_Provided information_
────

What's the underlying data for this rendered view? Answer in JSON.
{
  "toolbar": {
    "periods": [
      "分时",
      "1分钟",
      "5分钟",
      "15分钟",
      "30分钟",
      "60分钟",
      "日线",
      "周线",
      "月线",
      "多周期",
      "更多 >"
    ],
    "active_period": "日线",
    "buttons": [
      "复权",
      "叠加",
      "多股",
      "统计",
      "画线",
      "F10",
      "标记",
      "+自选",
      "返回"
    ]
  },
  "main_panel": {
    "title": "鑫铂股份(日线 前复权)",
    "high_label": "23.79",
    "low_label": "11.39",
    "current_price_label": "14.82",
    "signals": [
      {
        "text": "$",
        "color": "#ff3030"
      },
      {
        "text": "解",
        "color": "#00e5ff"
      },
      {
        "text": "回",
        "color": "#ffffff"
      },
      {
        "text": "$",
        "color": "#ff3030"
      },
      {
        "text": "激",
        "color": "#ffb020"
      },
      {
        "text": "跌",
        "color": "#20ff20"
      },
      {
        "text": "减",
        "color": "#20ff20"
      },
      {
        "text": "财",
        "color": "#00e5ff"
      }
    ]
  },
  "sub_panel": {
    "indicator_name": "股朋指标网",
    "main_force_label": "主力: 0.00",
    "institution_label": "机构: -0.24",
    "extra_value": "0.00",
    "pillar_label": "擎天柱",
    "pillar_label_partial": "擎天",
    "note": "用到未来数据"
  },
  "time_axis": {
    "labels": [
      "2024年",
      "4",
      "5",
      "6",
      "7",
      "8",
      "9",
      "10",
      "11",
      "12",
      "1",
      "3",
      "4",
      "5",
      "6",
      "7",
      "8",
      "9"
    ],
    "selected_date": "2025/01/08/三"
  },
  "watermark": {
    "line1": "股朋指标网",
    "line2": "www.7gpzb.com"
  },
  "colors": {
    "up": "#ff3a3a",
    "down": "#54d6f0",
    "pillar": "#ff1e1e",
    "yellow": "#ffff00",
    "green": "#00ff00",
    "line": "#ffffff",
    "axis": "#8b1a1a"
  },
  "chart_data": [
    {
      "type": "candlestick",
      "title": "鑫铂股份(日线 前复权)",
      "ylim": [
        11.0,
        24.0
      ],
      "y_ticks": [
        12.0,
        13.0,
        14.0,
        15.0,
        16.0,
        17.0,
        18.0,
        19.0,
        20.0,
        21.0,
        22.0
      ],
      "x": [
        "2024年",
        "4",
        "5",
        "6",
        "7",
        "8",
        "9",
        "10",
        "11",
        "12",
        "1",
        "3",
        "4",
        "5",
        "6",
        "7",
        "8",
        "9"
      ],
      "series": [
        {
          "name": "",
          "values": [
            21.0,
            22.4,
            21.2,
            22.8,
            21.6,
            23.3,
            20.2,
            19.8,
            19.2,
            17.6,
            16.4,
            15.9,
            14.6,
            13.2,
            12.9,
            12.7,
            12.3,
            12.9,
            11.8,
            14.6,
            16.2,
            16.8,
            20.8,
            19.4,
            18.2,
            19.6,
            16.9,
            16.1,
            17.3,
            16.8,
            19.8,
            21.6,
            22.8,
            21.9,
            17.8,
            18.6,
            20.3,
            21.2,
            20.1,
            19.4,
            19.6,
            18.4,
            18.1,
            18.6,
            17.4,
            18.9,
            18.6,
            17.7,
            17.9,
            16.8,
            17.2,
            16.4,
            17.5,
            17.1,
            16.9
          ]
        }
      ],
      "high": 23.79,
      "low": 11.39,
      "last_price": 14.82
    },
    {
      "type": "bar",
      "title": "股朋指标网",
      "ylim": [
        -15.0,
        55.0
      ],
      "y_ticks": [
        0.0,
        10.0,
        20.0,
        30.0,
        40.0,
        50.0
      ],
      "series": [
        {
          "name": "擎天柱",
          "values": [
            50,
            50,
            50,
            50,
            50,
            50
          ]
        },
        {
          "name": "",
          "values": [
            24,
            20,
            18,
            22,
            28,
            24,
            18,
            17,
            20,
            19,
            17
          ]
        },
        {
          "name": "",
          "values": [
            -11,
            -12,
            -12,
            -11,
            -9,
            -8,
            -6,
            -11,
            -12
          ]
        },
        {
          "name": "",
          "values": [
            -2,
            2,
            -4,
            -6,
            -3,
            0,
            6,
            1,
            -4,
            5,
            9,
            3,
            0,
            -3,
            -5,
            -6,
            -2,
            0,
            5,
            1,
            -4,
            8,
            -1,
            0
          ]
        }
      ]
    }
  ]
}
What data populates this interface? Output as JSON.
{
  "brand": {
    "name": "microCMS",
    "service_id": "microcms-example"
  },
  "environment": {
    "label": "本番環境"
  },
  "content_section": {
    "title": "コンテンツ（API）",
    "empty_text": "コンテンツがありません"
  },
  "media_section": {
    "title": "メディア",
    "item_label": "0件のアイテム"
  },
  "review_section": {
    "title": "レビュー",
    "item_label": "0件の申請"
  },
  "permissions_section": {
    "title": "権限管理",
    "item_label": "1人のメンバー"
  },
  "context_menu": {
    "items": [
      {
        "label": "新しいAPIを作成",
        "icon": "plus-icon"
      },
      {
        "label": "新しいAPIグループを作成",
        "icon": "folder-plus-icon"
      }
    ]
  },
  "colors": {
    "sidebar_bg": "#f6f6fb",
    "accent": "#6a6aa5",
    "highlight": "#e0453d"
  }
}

────

_Prompt_
Reproduce every record above exactly as it appears.

_Result of the exercise_
What's the underlying data for this rendered view? Answer in JSON.
{
  "toolbar": {
    "periods": [
      "分时",
      "1分钟",
      "5分钟",
      "15分钟",
      "30分钟",
      "60分钟",
      "日线",
      "周线",
      "月线",
      "多周期",
      "更多 >"
    ],
    "active_period": "日线",
    "buttons": [
      "复权",
      "叠加",
      "多股",
      "统计",
      "画线",
      "F10",
      "标记",
      "+自选",
      "返回"
    ]
  },
  "main_panel": {
    "title": "鑫铂股份(日线 前复权)",
    "high_label": "23.79",
    "low_label": "11.39",
    "current_price_label": "14.82",
    "signals": [
      {
        "text": "$",
        "color": "#ff3030"
      },
      {
        "text": "解",
        "color": "#00e5ff"
      },
      {
        "text": "回",
        "color": "#ffffff"
      },
      {
        "text": "$",
        "color": "#ff3030"
      },
      {
        "text": "激",
        "color": "#ffb020"
      },
      {
        "text": "跌",
        "color": "#20ff20"
      },
      {
        "text": "减",
        "color": "#20ff20"
      },
      {
        "text": "财",
        "color": "#00e5ff"
      }
    ]
  },
  "sub_panel": {
    "indicator_name": "股朋指标网",
    "main_force_label": "主力: 0.00",
    "institution_label": "机构: -0.24",
    "extra_value": "0.00",
    "pillar_label": "擎天柱",
    "pillar_label_partial": "擎天",
    "note": "用到未来数据"
  },
  "time_axis": {
    "labels": [
      "2024年",
      "4",
      "5",
      "6",
      "7",
      "8",
      "9",
      "10",
      "11",
      "12",
      "1",
      "3",
      "4",
      "5",
      "6",
      "7",
      "8",
      "9"
    ],
    "selected_date": "2025/01/08/三"
  },
  "watermark": {
    "line1": "股朋指标网",
    "line2": "www.7gpzb.com"
  },
  "colors": {
    "up": "#ff3a3a",
    "down": "#54d6f0",
    "pillar": "#ff1e1e",
    "yellow": "#ffff00",
    "green": "#00ff00",
    "line": "#ffffff",
    "axis": "#8b1a1a"
  },
  "chart_data": [
    {
      "type": "candlestick",
      "title": "鑫铂股份(日线 前复权)",
      "ylim": [
        11.0,
        24.0
      ],
      "y_ticks": [
        12.0,
        13.0,
        14.0,
        15.0,
        16.0,
        17.0,
        18.0,
        19.0,
        20.0,
        21.0,
        22.0
      ],
      "x": [
        "2024年",
        "4",
        "5",
        "6",
        "7",
        "8",
        "9",
        "10",
        "11",
        "12",
        "1",
        "3",
        "4",
        "5",
        "6",
        "7",
        "8",
        "9"
      ],
      "series": [
        {
          "name": "",
          "values": [
            21.0,
            22.4,
            21.2,
            22.8,
            21.6,
            23.3,
            20.2,
            19.8,
            19.2,
            17.6,
            16.4,
            15.9,
            14.6,
            13.2,
            12.9,
            12.7,
            12.3,
            12.9,
            11.8,
            14.6,
            16.2,
            16.8,
            20.8,
            19.4,
            18.2,
            19.6,
            16.9,
            16.1,
            17.3,
            16.8,
            19.8,
            21.6,
            22.8,
            21.9,
            17.8,
            18.6,
            20.3,
            21.2,
            20.1,
            19.4,
            19.6,
            18.4,
            18.1,
            18.6,
            17.4,
            18.9,
            18.6,
            17.7,
            17.9,
            16.8,
            17.2,
            16.4,
            17.5,
            17.1,
            16.9
          ]
        }
      ],
      "high": 23.79,
      "low": 11.39,
      "last_price": 14.82
    },
    {
      "type": "bar",
      "title": "股朋指标网",
      "ylim": [
        -15.0,
        55.0
      ],
      "y_ticks": [
        0.0,
        10.0,
        20.0,
        30.0,
        40.0,
        50.0
      ],
      "series": [
        {
          "name": "擎天柱",
          "values": [
            50,
            50,
            50,
            50,
            50,
            50
          ]
        },
        {
          "name": "",
          "values": [
            24,
            20,
            18,
            22,
            28,
            24,
            18,
            17,
            20,
            19,
            17
          ]
        },
        {
          "name": "",
          "values": [
            -11,
            -12,
            -12,
            -11,
            -9,
            -8,
            -6,
            -11,
            -12
          ]
        },
        {
          "name": "",
          "values": [
            -2,
            2,
            -4,
            -6,
            -3,
            0,
            6,
            1,
            -4,
            5,
            9,
            3,
            0,
            -3,
            -5,
            -6,
            -2,
            0,
            5,
            1,
            -4,
            8,
            -1,
            0
          ]
        }
      ]
    }
  ]
}
What data populates this interface? Output as JSON.
{
  "brand": {
    "name": "microCMS",
    "service_id": "microcms-example"
  },
  "environment": {
    "label": "本番環境"
  },
  "content_section": {
    "title": "コンテンツ（API）",
    "empty_text": "コンテンツがありません"
  },
  "media_section": {
    "title": "メディア",
    "item_label": "0件のアイテム"
  },
  "review_section": {
    "title": "レビュー",
    "item_label": "0件の申請"
  },
  "permissions_section": {
    "title": "権限管理",
    "item_label": "1人のメンバー"
  },
  "context_menu": {
    "items": [
      {
        "label": "新しいAPIを作成",
        "icon": "plus-icon"
      },
      {
        "label": "新しいAPIグループを作成",
        "icon": "folder-plus-icon"
      }
    ]
  },
  "colors": {
    "sidebar_bg": "#f6f6fb",
    "accent": "#6a6aa5",
    "highlight": "#e0453d"
  }
}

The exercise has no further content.